* **Goal**
Please update the lines starting at the one that has "company-logo: ВРМSOFT bbox=[902, 15, 982, 33]" and stopping after the one that has "resolution-remaining: 1д 22" by replacing "collapse-arrows-icon" with "expand-arrows-icon". Keep everything else the same and return only those lines.

(Entries drawn from a collection)
(begin)
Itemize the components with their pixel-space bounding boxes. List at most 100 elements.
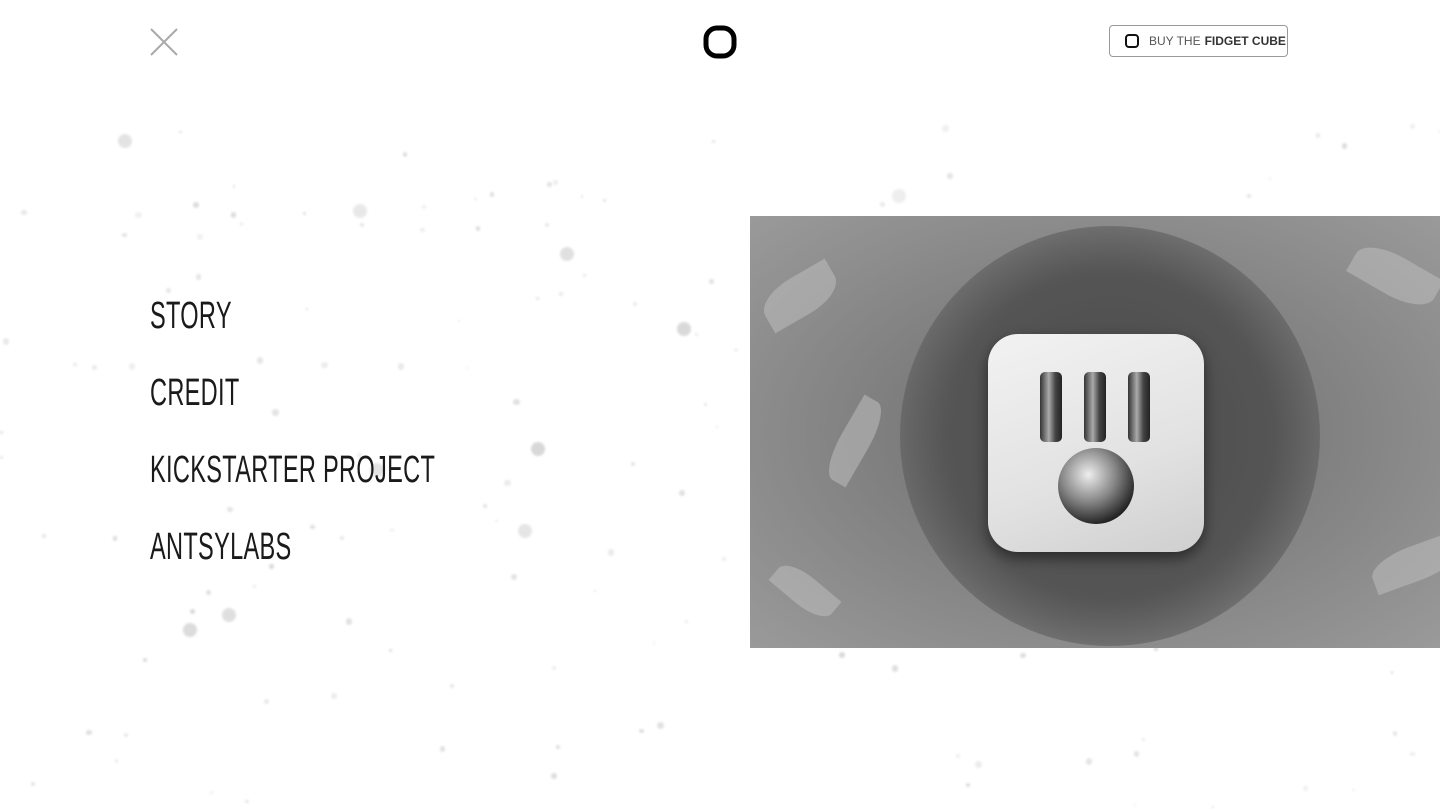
cube-icon	[1125, 34, 1139, 48]
particle	[112, 536, 118, 541]
particle	[330, 693, 338, 700]
particle	[193, 202, 200, 209]
buy-product: FIDGET CUBE	[1204, 34, 1286, 48]
particle	[678, 489, 685, 496]
particle	[303, 212, 306, 215]
particle	[1302, 786, 1308, 791]
particle	[421, 205, 426, 210]
particle	[734, 348, 739, 353]
particle	[891, 665, 899, 672]
particle	[196, 233, 203, 240]
particle	[128, 363, 136, 371]
particle	[166, 288, 172, 294]
particle	[695, 333, 699, 336]
particle	[135, 212, 142, 219]
particle	[677, 321, 692, 336]
particle	[179, 130, 182, 134]
particle	[974, 761, 982, 769]
particle	[31, 782, 35, 786]
particle	[892, 188, 907, 203]
particle	[117, 134, 132, 149]
particle	[353, 204, 368, 219]
close-menu-button[interactable]	[150, 28, 178, 56]
particle	[547, 182, 552, 187]
particle	[1133, 751, 1140, 757]
particle	[631, 462, 635, 466]
particle	[239, 222, 243, 226]
particle	[1391, 671, 1394, 674]
buy-prefix: BUY THE	[1149, 34, 1201, 48]
particle	[389, 648, 392, 652]
particle	[92, 365, 97, 370]
particle	[21, 209, 27, 216]
particle	[245, 800, 249, 804]
logo[interactable]	[703, 25, 737, 59]
menu-item-story[interactable]: STORY	[150, 296, 435, 373]
particle	[124, 732, 129, 738]
particle	[703, 402, 707, 406]
particle	[1410, 751, 1415, 757]
particle	[195, 274, 202, 280]
particle	[552, 665, 557, 670]
particle	[122, 232, 128, 238]
close-icon	[150, 28, 178, 56]
particle	[0, 430, 4, 435]
particle	[839, 651, 845, 658]
menu-item-credit[interactable]: CREDIT	[150, 373, 435, 450]
particle	[1352, 789, 1355, 792]
particle	[708, 278, 715, 285]
particle	[1315, 133, 1321, 139]
particle	[657, 721, 664, 729]
particle	[583, 274, 586, 277]
particle	[0, 456, 3, 459]
buy-fidget-cube-button[interactable]: BUY THE FIDGET CUBE	[1109, 25, 1288, 57]
menu-item-kickstarter-project[interactable]: KICKSTARTER PROJECT	[150, 450, 435, 527]
main-menu: STORY CREDIT KICKSTARTER PROJECT ANTSYLA…	[150, 296, 610, 604]
particle	[715, 425, 718, 428]
particle	[603, 199, 606, 202]
particle	[230, 212, 237, 218]
particle	[183, 622, 198, 637]
particle	[209, 790, 213, 795]
particle	[965, 782, 970, 788]
fidget-cube-photo	[750, 216, 1440, 648]
particle	[1392, 731, 1397, 736]
particle	[946, 172, 953, 179]
particle	[222, 607, 237, 622]
particle	[550, 772, 558, 780]
particle	[439, 746, 446, 752]
particle	[685, 620, 688, 624]
particle	[1409, 123, 1416, 130]
particle	[553, 180, 559, 186]
particle	[2, 337, 10, 345]
particle	[402, 152, 408, 157]
particle	[420, 227, 426, 233]
particle	[712, 140, 715, 143]
particle	[560, 246, 575, 261]
particle	[652, 642, 656, 645]
fidget-cube	[988, 334, 1204, 552]
logo-icon	[703, 25, 737, 59]
particle	[639, 728, 644, 734]
particle	[721, 556, 726, 561]
particle	[42, 534, 46, 538]
particle	[449, 683, 454, 688]
particle	[1085, 757, 1093, 765]
particle	[86, 729, 92, 736]
particle	[1020, 652, 1026, 658]
particle	[544, 222, 549, 227]
particle	[1211, 806, 1214, 809]
particle	[1133, 803, 1137, 807]
particle	[359, 222, 365, 228]
particle	[956, 754, 960, 758]
particle	[263, 699, 269, 705]
particle	[473, 197, 477, 201]
particle	[1341, 143, 1348, 149]
particle	[142, 657, 148, 663]
particle	[475, 225, 481, 231]
particle	[1268, 177, 1272, 180]
particle	[1246, 193, 1251, 199]
particle	[942, 125, 949, 132]
menu-item-antsylabs[interactable]: ANTSYLABS	[150, 527, 435, 604]
particle	[580, 195, 584, 198]
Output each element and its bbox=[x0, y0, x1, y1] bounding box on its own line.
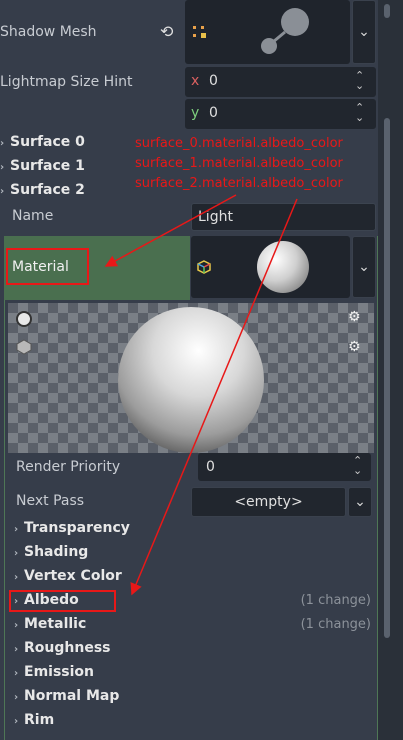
annotation-arrows bbox=[104, 194, 298, 596]
arrow-to-albedo bbox=[130, 198, 298, 596]
arrow-to-material bbox=[104, 194, 237, 267]
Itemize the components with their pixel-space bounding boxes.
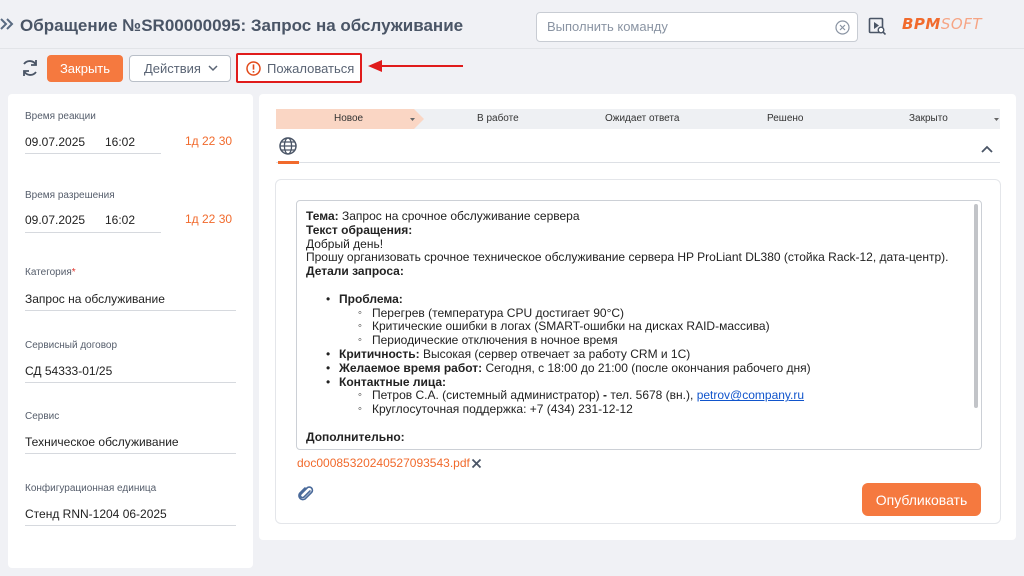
company-logo: ВРМSOFT bbox=[902, 15, 982, 33]
stage-progress-bar: Новое В работе Ожидает ответа Решено Зак… bbox=[276, 109, 1000, 129]
collapse-arrows-icon[interactable] bbox=[0, 16, 14, 32]
play-search-icon[interactable] bbox=[868, 17, 886, 35]
stage-dropdown-icon[interactable] bbox=[410, 118, 415, 121]
resolution-remaining: 1д 22 30 bbox=[185, 212, 233, 226]
category-underline bbox=[25, 310, 236, 311]
action-bar: Закрыть Действия Пожаловаться bbox=[0, 48, 1024, 88]
close-icon[interactable] bbox=[471, 458, 482, 469]
service-underline bbox=[25, 453, 236, 454]
category-value[interactable]: Запрос на обслуживание bbox=[25, 292, 165, 306]
reaction-time-label: Время реакции bbox=[25, 111, 96, 122]
stage-closed[interactable]: Закрыто bbox=[909, 113, 948, 124]
config-item-value[interactable]: Стенд RNN-1204 06-2025 bbox=[25, 507, 167, 521]
publish-button[interactable]: Опубликовать bbox=[862, 483, 981, 516]
message-card: Тема: Запрос на срочное обслуживание сер… bbox=[275, 179, 1001, 524]
refresh-icon[interactable] bbox=[20, 58, 40, 78]
config-item-label: Конфигурационная единица bbox=[25, 483, 157, 494]
config-item-underline bbox=[25, 525, 236, 526]
page-title: Обращение №SR00000095: Запрос на обслужи… bbox=[20, 16, 464, 35]
attachment-link[interactable]: doc00085320240527093543.pdf bbox=[297, 456, 470, 470]
annotation-arrow bbox=[368, 60, 463, 72]
stage-in-progress[interactable]: В работе bbox=[477, 113, 519, 124]
chevron-down-icon bbox=[208, 65, 218, 72]
close-button[interactable]: Закрыть bbox=[47, 55, 123, 82]
message-content: Тема: Запрос на срочное обслуживание сер… bbox=[306, 209, 966, 445]
paperclip-icon[interactable] bbox=[297, 485, 315, 503]
details-panel: Время реакции 09.07.2025 16:02 1д 22 30 … bbox=[8, 94, 253, 568]
category-label: Категория* bbox=[25, 267, 76, 278]
stages-more-icon[interactable] bbox=[994, 118, 999, 121]
reaction-underline bbox=[25, 153, 161, 154]
command-box bbox=[536, 12, 858, 42]
service-label: Сервис bbox=[25, 411, 60, 422]
reaction-date[interactable]: 09.07.2025 bbox=[25, 135, 85, 149]
clear-icon[interactable] bbox=[835, 20, 850, 35]
globe-icon[interactable] bbox=[278, 136, 298, 156]
active-tab-indicator bbox=[278, 161, 299, 164]
stage-resolved[interactable]: Решено bbox=[767, 113, 803, 124]
warning-icon bbox=[246, 61, 261, 76]
contact-email-link[interactable]: petrov@company.ru bbox=[697, 388, 804, 402]
actions-label: Действия bbox=[144, 61, 201, 76]
service-value[interactable]: Техническое обслуживание bbox=[25, 435, 179, 449]
stage-new[interactable]: Новое bbox=[334, 113, 363, 124]
contract-label: Сервисный договор bbox=[25, 340, 118, 351]
resolution-underline bbox=[25, 232, 161, 233]
chevron-up-icon[interactable] bbox=[981, 145, 993, 153]
resolution-date[interactable]: 09.07.2025 bbox=[25, 213, 85, 227]
message-editor[interactable]: Тема: Запрос на срочное обслуживание сер… bbox=[296, 200, 982, 450]
complain-label: Пожаловаться bbox=[267, 60, 355, 76]
editor-scrollbar[interactable] bbox=[974, 204, 978, 408]
reaction-remaining: 1д 22 30 bbox=[185, 134, 233, 148]
reaction-time[interactable]: 16:02 bbox=[105, 135, 135, 149]
command-input[interactable] bbox=[547, 19, 827, 34]
complain-button[interactable]: Пожаловаться bbox=[236, 53, 362, 83]
tabs-divider bbox=[276, 162, 1000, 163]
actions-button[interactable]: Действия bbox=[129, 55, 231, 82]
stage-waiting[interactable]: Ожидает ответа bbox=[605, 113, 679, 124]
resolution-time-label: Время разрешения bbox=[25, 190, 115, 201]
contract-value[interactable]: СД 54333-01/25 bbox=[25, 364, 112, 378]
top-bar: Обращение №SR00000095: Запрос на обслужи… bbox=[0, 0, 1024, 48]
resolution-time[interactable]: 16:02 bbox=[105, 213, 135, 227]
contract-underline bbox=[25, 382, 236, 383]
main-panel: Новое В работе Ожидает ответа Решено Зак… bbox=[259, 94, 1016, 540]
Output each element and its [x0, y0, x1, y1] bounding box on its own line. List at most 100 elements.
(end)
* **Answer to the problem**
company-logo: ВРМSOFT bbox=[902, 15, 982, 33]
stage-progress-bar: Новое В работе Ожидает ответа Решено Зак… bbox=[276, 109, 1000, 129]
expand-arrows-icon[interactable] bbox=[0, 16, 14, 32]
play-search-icon[interactable] bbox=[868, 17, 886, 35]
stage-dropdown-icon[interactable] bbox=[410, 118, 415, 121]
resolution-remaining: 1д 22 30 bbox=[185, 212, 233, 226]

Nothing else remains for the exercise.